Task to carry out
Scan the entries below. List each line with "ylabel".

Chart and figure data:
******************************

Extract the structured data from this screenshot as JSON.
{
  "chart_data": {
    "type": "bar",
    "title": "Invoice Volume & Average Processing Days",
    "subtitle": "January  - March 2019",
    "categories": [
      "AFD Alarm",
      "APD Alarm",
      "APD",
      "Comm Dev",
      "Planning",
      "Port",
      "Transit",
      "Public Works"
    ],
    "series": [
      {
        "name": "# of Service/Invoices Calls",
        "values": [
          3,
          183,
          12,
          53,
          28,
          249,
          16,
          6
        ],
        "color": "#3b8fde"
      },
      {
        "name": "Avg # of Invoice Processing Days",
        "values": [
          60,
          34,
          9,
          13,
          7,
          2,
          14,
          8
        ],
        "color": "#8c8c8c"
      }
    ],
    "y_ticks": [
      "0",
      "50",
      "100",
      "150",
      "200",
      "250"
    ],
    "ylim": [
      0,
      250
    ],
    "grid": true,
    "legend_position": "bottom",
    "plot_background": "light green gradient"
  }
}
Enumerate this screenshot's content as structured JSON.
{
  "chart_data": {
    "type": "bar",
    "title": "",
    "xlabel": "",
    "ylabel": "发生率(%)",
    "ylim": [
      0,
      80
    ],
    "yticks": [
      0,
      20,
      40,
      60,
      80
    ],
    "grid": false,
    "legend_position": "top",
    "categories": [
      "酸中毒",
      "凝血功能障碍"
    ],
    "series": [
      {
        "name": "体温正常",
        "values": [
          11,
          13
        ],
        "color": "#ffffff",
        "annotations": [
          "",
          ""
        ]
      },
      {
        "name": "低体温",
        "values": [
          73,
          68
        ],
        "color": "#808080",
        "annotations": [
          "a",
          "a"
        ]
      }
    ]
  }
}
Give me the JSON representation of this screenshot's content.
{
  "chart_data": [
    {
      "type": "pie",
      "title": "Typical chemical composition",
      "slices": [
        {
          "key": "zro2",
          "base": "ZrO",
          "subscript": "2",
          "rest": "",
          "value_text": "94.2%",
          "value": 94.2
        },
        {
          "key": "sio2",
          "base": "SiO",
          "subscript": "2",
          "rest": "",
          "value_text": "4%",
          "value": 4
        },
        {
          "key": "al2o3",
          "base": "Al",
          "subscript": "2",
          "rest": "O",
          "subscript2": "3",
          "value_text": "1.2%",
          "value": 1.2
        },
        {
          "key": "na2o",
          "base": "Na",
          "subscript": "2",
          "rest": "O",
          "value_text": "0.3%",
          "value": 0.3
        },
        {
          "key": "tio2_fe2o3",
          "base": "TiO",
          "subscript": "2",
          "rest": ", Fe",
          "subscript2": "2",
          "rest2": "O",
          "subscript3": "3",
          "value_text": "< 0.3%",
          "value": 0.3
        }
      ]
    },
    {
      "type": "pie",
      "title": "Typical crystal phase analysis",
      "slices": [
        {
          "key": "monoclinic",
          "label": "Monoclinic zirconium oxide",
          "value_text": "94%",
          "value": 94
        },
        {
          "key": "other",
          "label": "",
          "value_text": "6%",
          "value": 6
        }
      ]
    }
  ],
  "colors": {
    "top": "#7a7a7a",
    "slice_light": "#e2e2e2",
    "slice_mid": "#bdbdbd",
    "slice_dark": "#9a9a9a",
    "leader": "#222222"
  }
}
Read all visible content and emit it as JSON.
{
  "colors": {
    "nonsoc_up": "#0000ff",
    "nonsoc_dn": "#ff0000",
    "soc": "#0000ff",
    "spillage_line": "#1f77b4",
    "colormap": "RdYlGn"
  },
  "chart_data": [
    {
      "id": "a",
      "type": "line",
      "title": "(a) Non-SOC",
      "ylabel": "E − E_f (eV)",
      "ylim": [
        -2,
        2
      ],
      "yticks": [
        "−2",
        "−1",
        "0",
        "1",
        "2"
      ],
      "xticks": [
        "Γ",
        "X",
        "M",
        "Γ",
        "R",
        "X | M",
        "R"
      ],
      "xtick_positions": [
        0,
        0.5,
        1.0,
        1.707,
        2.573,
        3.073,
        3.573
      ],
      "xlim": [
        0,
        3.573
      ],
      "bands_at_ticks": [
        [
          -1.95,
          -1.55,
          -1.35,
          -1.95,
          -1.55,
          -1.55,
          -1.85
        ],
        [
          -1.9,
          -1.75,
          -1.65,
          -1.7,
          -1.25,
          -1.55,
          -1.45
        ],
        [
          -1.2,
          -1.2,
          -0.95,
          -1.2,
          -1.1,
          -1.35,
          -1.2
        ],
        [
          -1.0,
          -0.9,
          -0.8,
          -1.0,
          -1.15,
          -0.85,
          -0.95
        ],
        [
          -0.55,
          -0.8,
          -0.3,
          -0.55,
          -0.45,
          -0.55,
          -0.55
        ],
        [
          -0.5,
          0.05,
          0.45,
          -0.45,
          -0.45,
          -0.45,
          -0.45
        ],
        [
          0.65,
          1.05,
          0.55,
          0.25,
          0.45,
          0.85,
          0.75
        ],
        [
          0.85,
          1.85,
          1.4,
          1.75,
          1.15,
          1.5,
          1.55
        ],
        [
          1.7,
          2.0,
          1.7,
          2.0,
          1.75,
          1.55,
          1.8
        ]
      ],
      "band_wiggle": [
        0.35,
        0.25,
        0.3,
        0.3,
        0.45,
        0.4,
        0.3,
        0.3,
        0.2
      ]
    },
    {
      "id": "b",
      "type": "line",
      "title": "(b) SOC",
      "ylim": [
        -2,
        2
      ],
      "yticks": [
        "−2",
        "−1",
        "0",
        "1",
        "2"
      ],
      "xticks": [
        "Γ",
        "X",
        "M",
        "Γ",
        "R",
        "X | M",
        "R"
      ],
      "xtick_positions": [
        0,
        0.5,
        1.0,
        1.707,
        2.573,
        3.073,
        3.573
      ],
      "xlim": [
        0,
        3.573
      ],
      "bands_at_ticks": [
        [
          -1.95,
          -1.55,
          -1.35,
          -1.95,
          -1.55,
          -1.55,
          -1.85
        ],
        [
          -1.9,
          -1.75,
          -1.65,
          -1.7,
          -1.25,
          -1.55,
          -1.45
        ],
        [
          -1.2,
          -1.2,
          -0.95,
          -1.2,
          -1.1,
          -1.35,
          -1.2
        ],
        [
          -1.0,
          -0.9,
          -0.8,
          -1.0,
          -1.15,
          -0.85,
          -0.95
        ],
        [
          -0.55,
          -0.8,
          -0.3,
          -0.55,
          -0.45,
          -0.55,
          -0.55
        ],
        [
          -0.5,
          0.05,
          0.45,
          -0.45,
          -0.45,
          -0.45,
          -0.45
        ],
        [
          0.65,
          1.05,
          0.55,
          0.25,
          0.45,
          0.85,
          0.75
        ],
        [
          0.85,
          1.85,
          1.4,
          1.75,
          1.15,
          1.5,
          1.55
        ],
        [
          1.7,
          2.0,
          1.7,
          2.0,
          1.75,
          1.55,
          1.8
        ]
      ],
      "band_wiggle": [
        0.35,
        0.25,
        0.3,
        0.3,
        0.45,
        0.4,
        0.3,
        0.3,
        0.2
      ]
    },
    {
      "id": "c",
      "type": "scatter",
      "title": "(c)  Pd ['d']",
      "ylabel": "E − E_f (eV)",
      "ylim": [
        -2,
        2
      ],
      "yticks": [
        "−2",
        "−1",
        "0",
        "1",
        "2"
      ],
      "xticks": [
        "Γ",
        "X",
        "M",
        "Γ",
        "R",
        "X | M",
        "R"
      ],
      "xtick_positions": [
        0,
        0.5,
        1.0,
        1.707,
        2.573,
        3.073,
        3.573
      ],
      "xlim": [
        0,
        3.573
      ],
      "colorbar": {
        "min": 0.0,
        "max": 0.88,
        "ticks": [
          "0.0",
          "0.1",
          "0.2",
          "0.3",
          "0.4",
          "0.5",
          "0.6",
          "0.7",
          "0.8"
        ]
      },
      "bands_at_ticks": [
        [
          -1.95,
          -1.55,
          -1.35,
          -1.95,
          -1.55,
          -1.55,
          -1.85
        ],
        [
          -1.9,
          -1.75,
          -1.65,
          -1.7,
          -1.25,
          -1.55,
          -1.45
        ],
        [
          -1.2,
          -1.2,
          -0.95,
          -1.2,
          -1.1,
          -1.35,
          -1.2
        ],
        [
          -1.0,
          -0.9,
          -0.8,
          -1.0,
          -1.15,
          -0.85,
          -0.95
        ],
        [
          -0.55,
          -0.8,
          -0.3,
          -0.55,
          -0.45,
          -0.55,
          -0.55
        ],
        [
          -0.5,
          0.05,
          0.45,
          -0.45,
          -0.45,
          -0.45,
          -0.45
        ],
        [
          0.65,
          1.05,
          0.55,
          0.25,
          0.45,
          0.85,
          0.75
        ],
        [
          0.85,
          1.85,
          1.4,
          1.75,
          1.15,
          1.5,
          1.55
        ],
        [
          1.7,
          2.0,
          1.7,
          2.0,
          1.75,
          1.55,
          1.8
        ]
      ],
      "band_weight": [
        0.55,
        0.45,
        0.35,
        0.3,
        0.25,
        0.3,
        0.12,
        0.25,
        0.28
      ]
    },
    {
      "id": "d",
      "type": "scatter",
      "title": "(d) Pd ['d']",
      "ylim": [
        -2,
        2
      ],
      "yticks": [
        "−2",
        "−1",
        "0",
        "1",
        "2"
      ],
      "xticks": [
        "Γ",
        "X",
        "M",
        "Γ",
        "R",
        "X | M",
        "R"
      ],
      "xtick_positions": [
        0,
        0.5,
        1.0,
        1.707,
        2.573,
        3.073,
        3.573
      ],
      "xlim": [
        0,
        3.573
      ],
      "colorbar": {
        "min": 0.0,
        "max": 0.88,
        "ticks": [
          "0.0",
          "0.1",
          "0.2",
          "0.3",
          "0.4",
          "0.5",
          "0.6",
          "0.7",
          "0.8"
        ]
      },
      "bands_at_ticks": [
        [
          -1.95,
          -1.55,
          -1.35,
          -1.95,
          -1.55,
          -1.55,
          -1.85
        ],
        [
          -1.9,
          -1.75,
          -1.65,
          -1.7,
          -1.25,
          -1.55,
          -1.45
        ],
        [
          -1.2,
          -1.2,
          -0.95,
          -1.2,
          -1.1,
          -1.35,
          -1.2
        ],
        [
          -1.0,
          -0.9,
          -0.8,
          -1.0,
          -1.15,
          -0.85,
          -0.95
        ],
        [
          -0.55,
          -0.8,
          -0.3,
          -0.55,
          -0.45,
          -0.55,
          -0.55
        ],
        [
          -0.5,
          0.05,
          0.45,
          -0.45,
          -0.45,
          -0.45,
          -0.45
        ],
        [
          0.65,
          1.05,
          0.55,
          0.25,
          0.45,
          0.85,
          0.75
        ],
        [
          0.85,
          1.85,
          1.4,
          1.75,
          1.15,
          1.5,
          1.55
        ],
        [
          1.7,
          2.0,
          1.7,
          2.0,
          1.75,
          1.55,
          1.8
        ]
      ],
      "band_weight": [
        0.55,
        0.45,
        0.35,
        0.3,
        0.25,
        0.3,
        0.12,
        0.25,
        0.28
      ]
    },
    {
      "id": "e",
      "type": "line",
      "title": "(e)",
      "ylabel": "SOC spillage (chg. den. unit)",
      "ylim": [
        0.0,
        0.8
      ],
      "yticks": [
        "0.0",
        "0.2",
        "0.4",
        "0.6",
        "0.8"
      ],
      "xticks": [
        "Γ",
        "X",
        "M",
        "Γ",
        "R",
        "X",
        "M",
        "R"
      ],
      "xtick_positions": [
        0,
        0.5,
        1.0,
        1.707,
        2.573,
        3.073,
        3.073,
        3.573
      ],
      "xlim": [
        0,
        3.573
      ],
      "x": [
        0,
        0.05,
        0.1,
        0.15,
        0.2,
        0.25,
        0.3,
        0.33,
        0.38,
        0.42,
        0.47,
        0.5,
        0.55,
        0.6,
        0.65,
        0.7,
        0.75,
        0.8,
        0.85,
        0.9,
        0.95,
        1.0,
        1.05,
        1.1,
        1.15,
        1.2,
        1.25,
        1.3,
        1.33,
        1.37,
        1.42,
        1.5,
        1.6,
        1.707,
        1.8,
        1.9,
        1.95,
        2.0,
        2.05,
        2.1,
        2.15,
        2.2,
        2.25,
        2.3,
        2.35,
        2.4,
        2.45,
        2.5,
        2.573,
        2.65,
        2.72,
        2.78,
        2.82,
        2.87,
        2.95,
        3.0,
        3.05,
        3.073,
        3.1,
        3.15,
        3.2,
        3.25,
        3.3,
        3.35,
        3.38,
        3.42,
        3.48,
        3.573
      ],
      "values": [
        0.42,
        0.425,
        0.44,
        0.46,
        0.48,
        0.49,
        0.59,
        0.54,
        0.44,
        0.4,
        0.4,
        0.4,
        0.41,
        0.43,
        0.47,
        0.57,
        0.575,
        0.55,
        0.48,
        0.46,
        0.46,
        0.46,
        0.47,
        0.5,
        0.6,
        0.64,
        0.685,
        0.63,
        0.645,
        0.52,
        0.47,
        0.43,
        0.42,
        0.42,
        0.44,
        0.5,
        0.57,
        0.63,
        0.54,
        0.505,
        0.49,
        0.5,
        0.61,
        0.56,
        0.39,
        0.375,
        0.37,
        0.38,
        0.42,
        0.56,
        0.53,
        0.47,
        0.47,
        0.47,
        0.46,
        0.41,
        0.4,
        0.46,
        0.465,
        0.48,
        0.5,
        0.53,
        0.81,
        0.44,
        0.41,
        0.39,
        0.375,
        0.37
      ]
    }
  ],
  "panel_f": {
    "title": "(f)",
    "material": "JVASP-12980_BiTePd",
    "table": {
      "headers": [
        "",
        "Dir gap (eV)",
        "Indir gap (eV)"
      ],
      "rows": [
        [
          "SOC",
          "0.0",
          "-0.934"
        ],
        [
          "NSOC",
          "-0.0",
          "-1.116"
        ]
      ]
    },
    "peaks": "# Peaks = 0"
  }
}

******************************

Written solution
    "ylabel": "发生率(%)",
      "ylabel": "E − E_f (eV)",
      "ylabel": "E − E_f (eV)",
      "ylabel": "SOC spillage (chg. den. unit)",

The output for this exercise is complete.